- What needs to be done:
Copy out every record below, word for word.

——————————

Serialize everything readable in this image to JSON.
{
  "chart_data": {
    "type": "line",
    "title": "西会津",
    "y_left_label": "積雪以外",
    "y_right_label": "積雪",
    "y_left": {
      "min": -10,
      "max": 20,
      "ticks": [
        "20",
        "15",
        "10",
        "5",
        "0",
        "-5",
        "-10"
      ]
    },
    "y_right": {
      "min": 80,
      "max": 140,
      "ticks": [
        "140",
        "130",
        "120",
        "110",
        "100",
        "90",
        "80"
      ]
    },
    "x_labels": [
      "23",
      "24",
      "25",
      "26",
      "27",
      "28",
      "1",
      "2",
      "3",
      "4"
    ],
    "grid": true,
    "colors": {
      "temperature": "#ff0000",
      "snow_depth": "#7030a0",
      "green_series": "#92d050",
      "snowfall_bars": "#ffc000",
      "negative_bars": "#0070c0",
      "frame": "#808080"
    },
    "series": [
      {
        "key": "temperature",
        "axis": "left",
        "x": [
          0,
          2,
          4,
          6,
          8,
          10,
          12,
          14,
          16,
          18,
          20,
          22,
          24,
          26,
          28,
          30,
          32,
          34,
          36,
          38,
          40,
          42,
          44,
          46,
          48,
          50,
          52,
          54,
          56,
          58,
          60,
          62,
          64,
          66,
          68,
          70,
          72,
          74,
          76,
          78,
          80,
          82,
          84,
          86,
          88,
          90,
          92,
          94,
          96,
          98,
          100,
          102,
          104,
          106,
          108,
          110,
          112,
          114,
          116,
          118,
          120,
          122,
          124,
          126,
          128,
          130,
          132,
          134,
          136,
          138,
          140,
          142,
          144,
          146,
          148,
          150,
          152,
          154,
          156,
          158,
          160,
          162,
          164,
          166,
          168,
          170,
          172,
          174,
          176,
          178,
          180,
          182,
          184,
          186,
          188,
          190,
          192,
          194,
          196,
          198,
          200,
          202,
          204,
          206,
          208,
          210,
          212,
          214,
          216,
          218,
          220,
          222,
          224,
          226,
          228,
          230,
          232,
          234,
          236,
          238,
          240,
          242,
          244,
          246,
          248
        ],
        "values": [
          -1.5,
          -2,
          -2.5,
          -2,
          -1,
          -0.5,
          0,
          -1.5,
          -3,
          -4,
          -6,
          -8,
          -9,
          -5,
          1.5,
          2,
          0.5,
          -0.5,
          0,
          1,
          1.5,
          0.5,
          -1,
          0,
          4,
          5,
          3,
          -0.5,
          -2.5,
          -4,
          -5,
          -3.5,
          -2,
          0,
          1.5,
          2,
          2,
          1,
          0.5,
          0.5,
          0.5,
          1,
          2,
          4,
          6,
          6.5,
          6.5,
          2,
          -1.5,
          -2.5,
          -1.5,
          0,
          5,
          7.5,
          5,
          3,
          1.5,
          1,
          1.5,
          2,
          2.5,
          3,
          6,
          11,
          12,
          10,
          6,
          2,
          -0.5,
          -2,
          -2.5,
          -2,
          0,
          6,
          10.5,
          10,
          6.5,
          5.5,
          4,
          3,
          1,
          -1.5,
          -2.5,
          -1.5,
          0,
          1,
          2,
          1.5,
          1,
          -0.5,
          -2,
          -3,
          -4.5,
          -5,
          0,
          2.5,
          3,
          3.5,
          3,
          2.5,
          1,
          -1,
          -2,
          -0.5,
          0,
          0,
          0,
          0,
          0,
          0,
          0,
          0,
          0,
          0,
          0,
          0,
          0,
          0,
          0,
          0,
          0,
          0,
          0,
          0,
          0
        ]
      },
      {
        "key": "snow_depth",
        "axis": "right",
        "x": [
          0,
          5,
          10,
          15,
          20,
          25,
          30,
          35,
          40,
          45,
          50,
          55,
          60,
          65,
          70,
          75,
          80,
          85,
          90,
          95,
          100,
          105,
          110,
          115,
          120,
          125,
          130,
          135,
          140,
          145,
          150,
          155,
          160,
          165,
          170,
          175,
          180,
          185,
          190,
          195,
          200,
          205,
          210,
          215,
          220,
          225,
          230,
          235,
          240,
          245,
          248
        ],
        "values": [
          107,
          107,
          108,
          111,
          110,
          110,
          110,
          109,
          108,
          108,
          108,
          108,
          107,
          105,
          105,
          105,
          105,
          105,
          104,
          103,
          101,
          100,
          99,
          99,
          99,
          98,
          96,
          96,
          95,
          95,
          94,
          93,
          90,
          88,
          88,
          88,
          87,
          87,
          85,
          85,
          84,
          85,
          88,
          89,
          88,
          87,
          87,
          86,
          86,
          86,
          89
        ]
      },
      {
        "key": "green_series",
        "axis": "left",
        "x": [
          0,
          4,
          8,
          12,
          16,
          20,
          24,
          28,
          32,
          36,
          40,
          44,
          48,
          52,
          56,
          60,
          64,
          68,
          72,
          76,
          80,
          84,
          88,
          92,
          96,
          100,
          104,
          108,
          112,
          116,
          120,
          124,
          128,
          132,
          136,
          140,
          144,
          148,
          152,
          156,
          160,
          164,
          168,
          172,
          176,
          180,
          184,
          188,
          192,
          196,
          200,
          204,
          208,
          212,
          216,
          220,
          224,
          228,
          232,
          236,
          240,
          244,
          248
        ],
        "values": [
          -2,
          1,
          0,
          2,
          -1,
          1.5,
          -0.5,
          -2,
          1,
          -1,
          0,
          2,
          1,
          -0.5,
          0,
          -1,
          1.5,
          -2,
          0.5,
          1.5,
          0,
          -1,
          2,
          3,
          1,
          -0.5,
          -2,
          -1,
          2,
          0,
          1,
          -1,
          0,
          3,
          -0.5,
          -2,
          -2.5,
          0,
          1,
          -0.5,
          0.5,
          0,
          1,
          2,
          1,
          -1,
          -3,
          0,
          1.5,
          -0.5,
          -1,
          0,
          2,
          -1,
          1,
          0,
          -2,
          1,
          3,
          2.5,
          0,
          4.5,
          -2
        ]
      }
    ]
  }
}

——————————

- Solution:
Serialize everything readable in this image to JSON.
{
  "chart_data": {
    "type": "line",
    "title": "西会津",
    "y_left_label": "積雪以外",
    "y_right_label": "積雪",
    "y_left": {
      "min": -10,
      "max": 20,
      "ticks": [
        "20",
        "15",
        "10",
        "5",
        "0",
        "-5",
        "-10"
      ]
    },
    "y_right": {
      "min": 80,
      "max": 140,
      "ticks": [
        "140",
        "130",
        "120",
        "110",
        "100",
        "90",
        "80"
      ]
    },
    "x_labels": [
      "23",
      "24",
      "25",
      "26",
      "27",
      "28",
      "1",
      "2",
      "3",
      "4"
    ],
    "grid": true,
    "colors": {
      "temperature": "#ff0000",
      "snow_depth": "#7030a0",
      "green_series": "#92d050",
      "snowfall_bars": "#ffc000",
      "negative_bars": "#0070c0",
      "frame": "#808080"
    },
    "series": [
      {
        "key": "temperature",
        "axis": "left",
        "x": [
          0,
          2,
          4,
          6,
          8,
          10,
          12,
          14,
          16,
          18,
          20,
          22,
          24,
          26,
          28,
          30,
          32,
          34,
          36,
          38,
          40,
          42,
          44,
          46,
          48,
          50,
          52,
          54,
          56,
          58,
          60,
          62,
          64,
          66,
          68,
          70,
          72,
          74,
          76,
          78,
          80,
          82,
          84,
          86,
          88,
          90,
          92,
          94,
          96,
          98,
          100,
          102,
          104,
          106,
          108,
          110,
          112,
          114,
          116,
          118,
          120,
          122,
          124,
          126,
          128,
          130,
          132,
          134,
          136,
          138,
          140,
          142,
          144,
          146,
          148,
          150,
          152,
          154,
          156,
          158,
          160,
          162,
          164,
          166,
          168,
          170,
          172,
          174,
          176,
          178,
          180,
          182,
          184,
          186,
          188,
          190,
          192,
          194,
          196,
          198,
          200,
          202,
          204,
          206,
          208,
          210,
          212,
          214,
          216,
          218,
          220,
          222,
          224,
          226,
          228,
          230,
          232,
          234,
          236,
          238,
          240,
          242,
          244,
          246,
          248
        ],
        "values": [
          -1.5,
          -2,
          -2.5,
          -2,
          -1,
          -0.5,
          0,
          -1.5,
          -3,
          -4,
          -6,
          -8,
          -9,
          -5,
          1.5,
          2,
          0.5,
          -0.5,
          0,
          1,
          1.5,
          0.5,
          -1,
          0,
          4,
          5,
          3,
          -0.5,
          -2.5,
          -4,
          -5,
          -3.5,
          -2,
          0,
          1.5,
          2,
          2,
          1,
          0.5,
          0.5,
          0.5,
          1,
          2,
          4,
          6,
          6.5,
          6.5,
          2,
          -1.5,
          -2.5,
          -1.5,
          0,
          5,
          7.5,
          5,
          3,
          1.5,
          1,
          1.5,
          2,
          2.5,
          3,
          6,
          11,
          12,
          10,
          6,
          2,
          -0.5,
          -2,
          -2.5,
          -2,
          0,
          6,
          10.5,
          10,
          6.5,
          5.5,
          4,
          3,
          1,
          -1.5,
          -2.5,
          -1.5,
          0,
          1,
          2,
          1.5,
          1,
          -0.5,
          -2,
          -3,
          -4.5,
          -5,
          0,
          2.5,
          3,
          3.5,
          3,
          2.5,
          1,
          -1,
          -2,
          -0.5,
          0,
          0,
          0,
          0,
          0,
          0,
          0,
          0,
          0,
          0,
          0,
          0,
          0,
          0,
          0,
          0,
          0,
          0,
          0,
          0,
          0
        ]
      },
      {
        "key": "snow_depth",
        "axis": "right",
        "x": [
          0,
          5,
          10,
          15,
          20,
          25,
          30,
          35,
          40,
          45,
          50,
          55,
          60,
          65,
          70,
          75,
          80,
          85,
          90,
          95,
          100,
          105,
          110,
          115,
          120,
          125,
          130,
          135,
          140,
          145,
          150,
          155,
          160,
          165,
          170,
          175,
          180,
          185,
          190,
          195,
          200,
          205,
          210,
          215,
          220,
          225,
          230,
          235,
          240,
          245,
          248
        ],
        "values": [
          107,
          107,
          108,
          111,
          110,
          110,
          110,
          109,
          108,
          108,
          108,
          108,
          107,
          105,
          105,
          105,
          105,
          105,
          104,
          103,
          101,
          100,
          99,
          99,
          99,
          98,
          96,
          96,
          95,
          95,
          94,
          93,
          90,
          88,
          88,
          88,
          87,
          87,
          85,
          85,
          84,
          85,
          88,
          89,
          88,
          87,
          87,
          86,
          86,
          86,
          89
        ]
      },
      {
        "key": "green_series",
        "axis": "left",
        "x": [
          0,
          4,
          8,
          12,
          16,
          20,
          24,
          28,
          32,
          36,
          40,
          44,
          48,
          52,
          56,
          60,
          64,
          68,
          72,
          76,
          80,
          84,
          88,
          92,
          96,
          100,
          104,
          108,
          112,
          116,
          120,
          124,
          128,
          132,
          136,
          140,
          144,
          148,
          152,
          156,
          160,
          164,
          168,
          172,
          176,
          180,
          184,
          188,
          192,
          196,
          200,
          204,
          208,
          212,
          216,
          220,
          224,
          228,
          232,
          236,
          240,
          244,
          248
        ],
        "values": [
          -2,
          1,
          0,
          2,
          -1,
          1.5,
          -0.5,
          -2,
          1,
          -1,
          0,
          2,
          1,
          -0.5,
          0,
          -1,
          1.5,
          -2,
          0.5,
          1.5,
          0,
          -1,
          2,
          3,
          1,
          -0.5,
          -2,
          -1,
          2,
          0,
          1,
          -1,
          0,
          3,
          -0.5,
          -2,
          -2.5,
          0,
          1,
          -0.5,
          0.5,
          0,
          1,
          2,
          1,
          -1,
          -3,
          0,
          1.5,
          -0.5,
          -1,
          0,
          2,
          -1,
          1,
          0,
          -2,
          1,
          3,
          2.5,
          0,
          4.5,
          -2
        ]
      }
    ]
  }
}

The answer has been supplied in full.